WORK REQUIRED:
Reproduce the lines of the material exactly, excluding every image.

(Records from a data collection)
•••••

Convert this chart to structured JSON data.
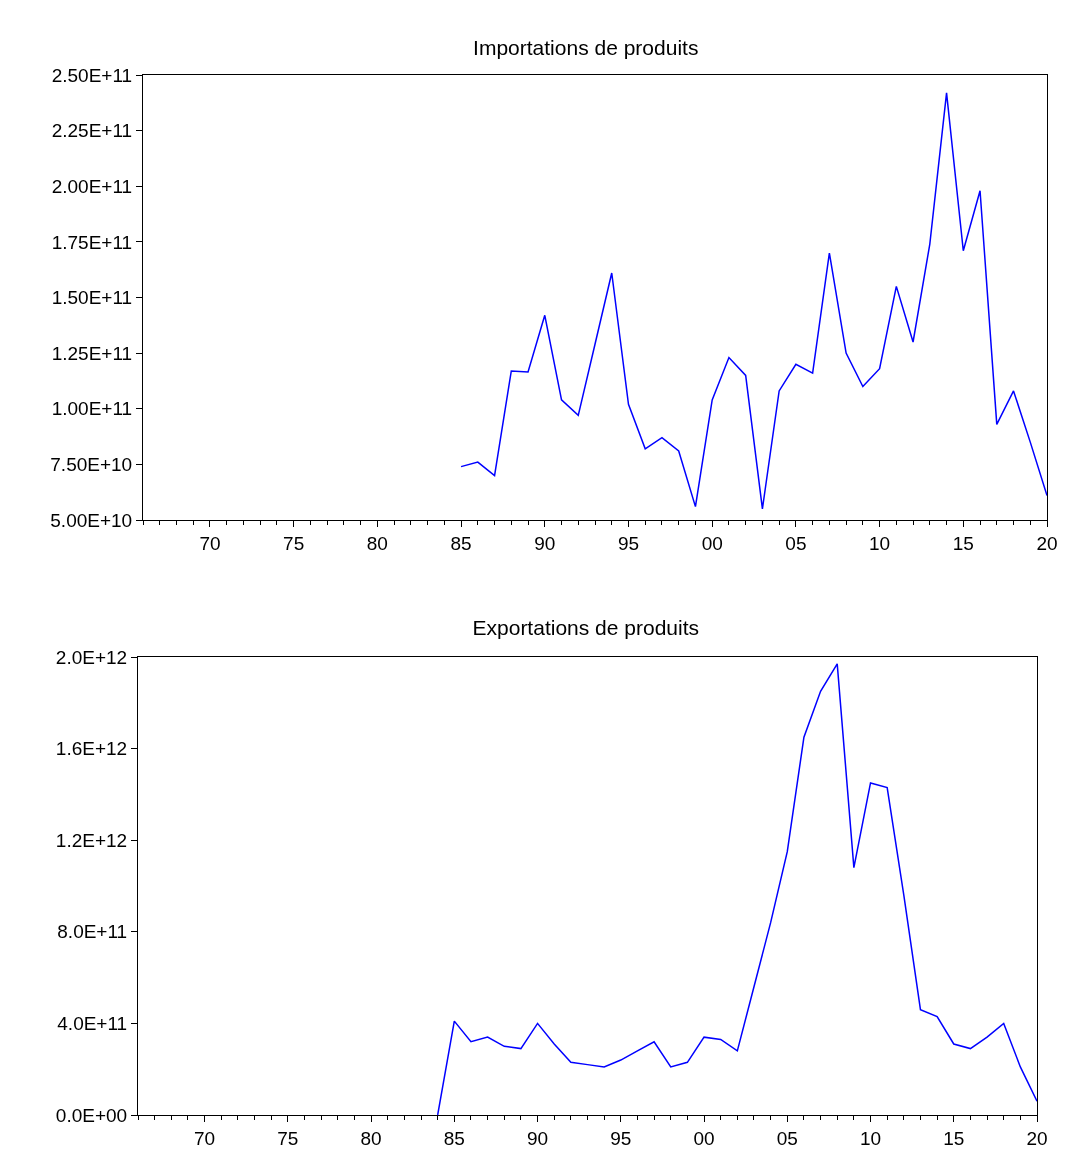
{
  "chart_data": [
    {
      "type": "line",
      "title": "Importations de produits",
      "x": [
        1985,
        1986,
        1987,
        1988,
        1989,
        1990,
        1991,
        1992,
        1993,
        1994,
        1995,
        1996,
        1997,
        1998,
        1999,
        2000,
        2001,
        2002,
        2003,
        2004,
        2005,
        2006,
        2007,
        2008,
        2009,
        2010,
        2011,
        2012,
        2013,
        2014,
        2015,
        2016,
        2017,
        2018,
        2019,
        2020
      ],
      "series": [
        {
          "color": "#0000ff",
          "values": [
            74000000000.0,
            76000000000.0,
            70000000000.0,
            117000000000.0,
            116500000000.0,
            142000000000.0,
            104000000000.0,
            97000000000.0,
            129000000000.0,
            161000000000.0,
            102000000000.0,
            82000000000.0,
            87000000000.0,
            81000000000.0,
            56000000000.0,
            104000000000.0,
            123000000000.0,
            115000000000.0,
            55000000000.0,
            108000000000.0,
            120000000000.0,
            116000000000.0,
            170000000000.0,
            125000000000.0,
            110000000000.0,
            118000000000.0,
            155000000000.0,
            130000000000.0,
            174000000000.0,
            242000000000.0,
            171000000000.0,
            198000000000.0,
            93000000000.0,
            108000000000.0,
            85000000000.0,
            61000000000.0
          ]
        }
      ],
      "xlim": [
        1966,
        2020
      ],
      "xticks": [
        {
          "value": 1970,
          "label": "70"
        },
        {
          "value": 1975,
          "label": "75"
        },
        {
          "value": 1980,
          "label": "80"
        },
        {
          "value": 1985,
          "label": "85"
        },
        {
          "value": 1990,
          "label": "90"
        },
        {
          "value": 1995,
          "label": "95"
        },
        {
          "value": 2000,
          "label": "00"
        },
        {
          "value": 2005,
          "label": "05"
        },
        {
          "value": 2010,
          "label": "10"
        },
        {
          "value": 2015,
          "label": "15"
        },
        {
          "value": 2020,
          "label": "20"
        }
      ],
      "ylim": [
        50000000000.0,
        250000000000.0
      ],
      "yticks": [
        {
          "value": 50000000000.0,
          "label": "5.00E+10"
        },
        {
          "value": 75000000000.0,
          "label": "7.50E+10"
        },
        {
          "value": 100000000000.0,
          "label": "1.00E+11"
        },
        {
          "value": 125000000000.0,
          "label": "1.25E+11"
        },
        {
          "value": 150000000000.0,
          "label": "1.50E+11"
        },
        {
          "value": 175000000000.0,
          "label": "1.75E+11"
        },
        {
          "value": 200000000000.0,
          "label": "2.00E+11"
        },
        {
          "value": 225000000000.0,
          "label": "2.25E+11"
        },
        {
          "value": 250000000000.0,
          "label": "2.50E+11"
        }
      ]
    },
    {
      "type": "line",
      "title": "Exportations de produits",
      "x": [
        1984,
        1985,
        1986,
        1987,
        1988,
        1989,
        1990,
        1991,
        1992,
        1993,
        1994,
        1995,
        1996,
        1997,
        1998,
        1999,
        2000,
        2001,
        2002,
        2003,
        2004,
        2005,
        2006,
        2007,
        2008,
        2009,
        2010,
        2011,
        2012,
        2013,
        2014,
        2015,
        2016,
        2017,
        2018,
        2019,
        2020
      ],
      "series": [
        {
          "color": "#0000ff",
          "values": [
            0,
            410000000000.0,
            320000000000.0,
            340000000000.0,
            300000000000.0,
            290000000000.0,
            400000000000.0,
            310000000000.0,
            230000000000.0,
            220000000000.0,
            210000000000.0,
            240000000000.0,
            280000000000.0,
            320000000000.0,
            210000000000.0,
            230000000000.0,
            340000000000.0,
            330000000000.0,
            280000000000.0,
            560000000000.0,
            840000000000.0,
            1150000000000.0,
            1650000000000.0,
            1850000000000.0,
            1970000000000.0,
            1080000000000.0,
            1450000000000.0,
            1430000000000.0,
            960000000000.0,
            460000000000.0,
            430000000000.0,
            310000000000.0,
            290000000000.0,
            340000000000.0,
            400000000000.0,
            210000000000.0,
            60000000000.0
          ]
        }
      ],
      "xlim": [
        1966,
        2020
      ],
      "xticks": [
        {
          "value": 1970,
          "label": "70"
        },
        {
          "value": 1975,
          "label": "75"
        },
        {
          "value": 1980,
          "label": "80"
        },
        {
          "value": 1985,
          "label": "85"
        },
        {
          "value": 1990,
          "label": "90"
        },
        {
          "value": 1995,
          "label": "95"
        },
        {
          "value": 2000,
          "label": "00"
        },
        {
          "value": 2005,
          "label": "05"
        },
        {
          "value": 2010,
          "label": "10"
        },
        {
          "value": 2015,
          "label": "15"
        },
        {
          "value": 2020,
          "label": "20"
        }
      ],
      "ylim": [
        0,
        2000000000000.0
      ],
      "yticks": [
        {
          "value": 0,
          "label": "0.0E+00"
        },
        {
          "value": 400000000000.0,
          "label": "4.0E+11"
        },
        {
          "value": 800000000000.0,
          "label": "8.0E+11"
        },
        {
          "value": 1200000000000.0,
          "label": "1.2E+12"
        },
        {
          "value": 1600000000000.0,
          "label": "1.6E+12"
        },
        {
          "value": 2000000000000.0,
          "label": "2.0E+12"
        }
      ]
    }
  ]
}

•••••

EXPECTED OUTPUT:
Convert this chart to structured JSON data.
{
  "chart_data": [
    {
      "type": "line",
      "title": "Importations de produits",
      "x": [
        1985,
        1986,
        1987,
        1988,
        1989,
        1990,
        1991,
        1992,
        1993,
        1994,
        1995,
        1996,
        1997,
        1998,
        1999,
        2000,
        2001,
        2002,
        2003,
        2004,
        2005,
        2006,
        2007,
        2008,
        2009,
        2010,
        2011,
        2012,
        2013,
        2014,
        2015,
        2016,
        2017,
        2018,
        2019,
        2020
      ],
      "series": [
        {
          "color": "#0000ff",
          "values": [
            74000000000.0,
            76000000000.0,
            70000000000.0,
            117000000000.0,
            116500000000.0,
            142000000000.0,
            104000000000.0,
            97000000000.0,
            129000000000.0,
            161000000000.0,
            102000000000.0,
            82000000000.0,
            87000000000.0,
            81000000000.0,
            56000000000.0,
            104000000000.0,
            123000000000.0,
            115000000000.0,
            55000000000.0,
            108000000000.0,
            120000000000.0,
            116000000000.0,
            170000000000.0,
            125000000000.0,
            110000000000.0,
            118000000000.0,
            155000000000.0,
            130000000000.0,
            174000000000.0,
            242000000000.0,
            171000000000.0,
            198000000000.0,
            93000000000.0,
            108000000000.0,
            85000000000.0,
            61000000000.0
          ]
        }
      ],
      "xlim": [
        1966,
        2020
      ],
      "xticks": [
        {
          "value": 1970,
          "label": "70"
        },
        {
          "value": 1975,
          "label": "75"
        },
        {
          "value": 1980,
          "label": "80"
        },
        {
          "value": 1985,
          "label": "85"
        },
        {
          "value": 1990,
          "label": "90"
        },
        {
          "value": 1995,
          "label": "95"
        },
        {
          "value": 2000,
          "label": "00"
        },
        {
          "value": 2005,
          "label": "05"
        },
        {
          "value": 2010,
          "label": "10"
        },
        {
          "value": 2015,
          "label": "15"
        },
        {
          "value": 2020,
          "label": "20"
        }
      ],
      "ylim": [
        50000000000.0,
        250000000000.0
      ],
      "yticks": [
        {
          "value": 50000000000.0,
          "label": "5.00E+10"
        },
        {
          "value": 75000000000.0,
          "label": "7.50E+10"
        },
        {
          "value": 100000000000.0,
          "label": "1.00E+11"
        },
        {
          "value": 125000000000.0,
          "label": "1.25E+11"
        },
        {
          "value": 150000000000.0,
          "label": "1.50E+11"
        },
        {
          "value": 175000000000.0,
          "label": "1.75E+11"
        },
        {
          "value": 200000000000.0,
          "label": "2.00E+11"
        },
        {
          "value": 225000000000.0,
          "label": "2.25E+11"
        },
        {
          "value": 250000000000.0,
          "label": "2.50E+11"
        }
      ]
    },
    {
      "type": "line",
      "title": "Exportations de produits",
      "x": [
        1984,
        1985,
        1986,
        1987,
        1988,
        1989,
        1990,
        1991,
        1992,
        1993,
        1994,
        1995,
        1996,
        1997,
        1998,
        1999,
        2000,
        2001,
        2002,
        2003,
        2004,
        2005,
        2006,
        2007,
        2008,
        2009,
        2010,
        2011,
        2012,
        2013,
        2014,
        2015,
        2016,
        2017,
        2018,
        2019,
        2020
      ],
      "series": [
        {
          "color": "#0000ff",
          "values": [
            0,
            410000000000.0,
            320000000000.0,
            340000000000.0,
            300000000000.0,
            290000000000.0,
            400000000000.0,
            310000000000.0,
            230000000000.0,
            220000000000.0,
            210000000000.0,
            240000000000.0,
            280000000000.0,
            320000000000.0,
            210000000000.0,
            230000000000.0,
            340000000000.0,
            330000000000.0,
            280000000000.0,
            560000000000.0,
            840000000000.0,
            1150000000000.0,
            1650000000000.0,
            1850000000000.0,
            1970000000000.0,
            1080000000000.0,
            1450000000000.0,
            1430000000000.0,
            960000000000.0,
            460000000000.0,
            430000000000.0,
            310000000000.0,
            290000000000.0,
            340000000000.0,
            400000000000.0,
            210000000000.0,
            60000000000.0
          ]
        }
      ],
      "xlim": [
        1966,
        2020
      ],
      "xticks": [
        {
          "value": 1970,
          "label": "70"
        },
        {
          "value": 1975,
          "label": "75"
        },
        {
          "value": 1980,
          "label": "80"
        },
        {
          "value": 1985,
          "label": "85"
        },
        {
          "value": 1990,
          "label": "90"
        },
        {
          "value": 1995,
          "label": "95"
        },
        {
          "value": 2000,
          "label": "00"
        },
        {
          "value": 2005,
          "label": "05"
        },
        {
          "value": 2010,
          "label": "10"
        },
        {
          "value": 2015,
          "label": "15"
        },
        {
          "value": 2020,
          "label": "20"
        }
      ],
      "ylim": [
        0,
        2000000000000.0
      ],
      "yticks": [
        {
          "value": 0,
          "label": "0.0E+00"
        },
        {
          "value": 400000000000.0,
          "label": "4.0E+11"
        },
        {
          "value": 800000000000.0,
          "label": "8.0E+11"
        },
        {
          "value": 1200000000000.0,
          "label": "1.2E+12"
        },
        {
          "value": 1600000000000.0,
          "label": "1.6E+12"
        },
        {
          "value": 2000000000000.0,
          "label": "2.0E+12"
        }
      ]
    }
  ]
}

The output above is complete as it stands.